[Begin Entries]
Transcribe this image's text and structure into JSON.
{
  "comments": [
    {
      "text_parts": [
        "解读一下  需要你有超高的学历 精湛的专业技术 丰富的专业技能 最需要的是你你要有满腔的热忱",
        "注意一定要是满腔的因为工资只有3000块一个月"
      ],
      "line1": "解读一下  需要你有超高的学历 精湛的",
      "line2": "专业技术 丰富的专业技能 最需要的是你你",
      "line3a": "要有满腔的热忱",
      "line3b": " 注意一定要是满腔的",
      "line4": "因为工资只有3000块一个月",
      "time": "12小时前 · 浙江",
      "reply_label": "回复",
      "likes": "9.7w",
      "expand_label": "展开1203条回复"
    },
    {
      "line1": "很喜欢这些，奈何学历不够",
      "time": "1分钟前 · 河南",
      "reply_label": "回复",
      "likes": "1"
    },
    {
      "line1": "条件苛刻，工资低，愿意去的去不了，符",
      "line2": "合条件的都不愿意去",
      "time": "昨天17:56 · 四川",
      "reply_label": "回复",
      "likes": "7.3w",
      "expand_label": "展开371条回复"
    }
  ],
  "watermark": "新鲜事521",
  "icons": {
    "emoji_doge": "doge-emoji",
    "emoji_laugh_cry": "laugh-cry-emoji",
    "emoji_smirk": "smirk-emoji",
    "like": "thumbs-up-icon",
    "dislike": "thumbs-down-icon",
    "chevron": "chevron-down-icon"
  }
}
[End Entries]
Exercise. Reproduce the listing above verbatim, from first line to last.

Result below.
Transcribe this image's text and structure into JSON.
{
  "comments": [
    {
      "text_parts": [
        "解读一下  需要你有超高的学历 精湛的专业技术 丰富的专业技能 最需要的是你你要有满腔的热忱",
        "注意一定要是满腔的因为工资只有3000块一个月"
      ],
      "line1": "解读一下  需要你有超高的学历 精湛的",
      "line2": "专业技术 丰富的专业技能 最需要的是你你",
      "line3a": "要有满腔的热忱",
      "line3b": " 注意一定要是满腔的",
      "line4": "因为工资只有3000块一个月",
      "time": "12小时前 · 浙江",
      "reply_label": "回复",
      "likes": "9.7w",
      "expand_label": "展开1203条回复"
    },
    {
      "line1": "很喜欢这些，奈何学历不够",
      "time": "1分钟前 · 河南",
      "reply_label": "回复",
      "likes": "1"
    },
    {
      "line1": "条件苛刻，工资低，愿意去的去不了，符",
      "line2": "合条件的都不愿意去",
      "time": "昨天17:56 · 四川",
      "reply_label": "回复",
      "likes": "7.3w",
      "expand_label": "展开371条回复"
    }
  ],
  "watermark": "新鲜事521",
  "icons": {
    "emoji_doge": "doge-emoji",
    "emoji_laugh_cry": "laugh-cry-emoji",
    "emoji_smirk": "smirk-emoji",
    "like": "thumbs-up-icon",
    "dislike": "thumbs-down-icon",
    "chevron": "chevron-down-icon"
  }
}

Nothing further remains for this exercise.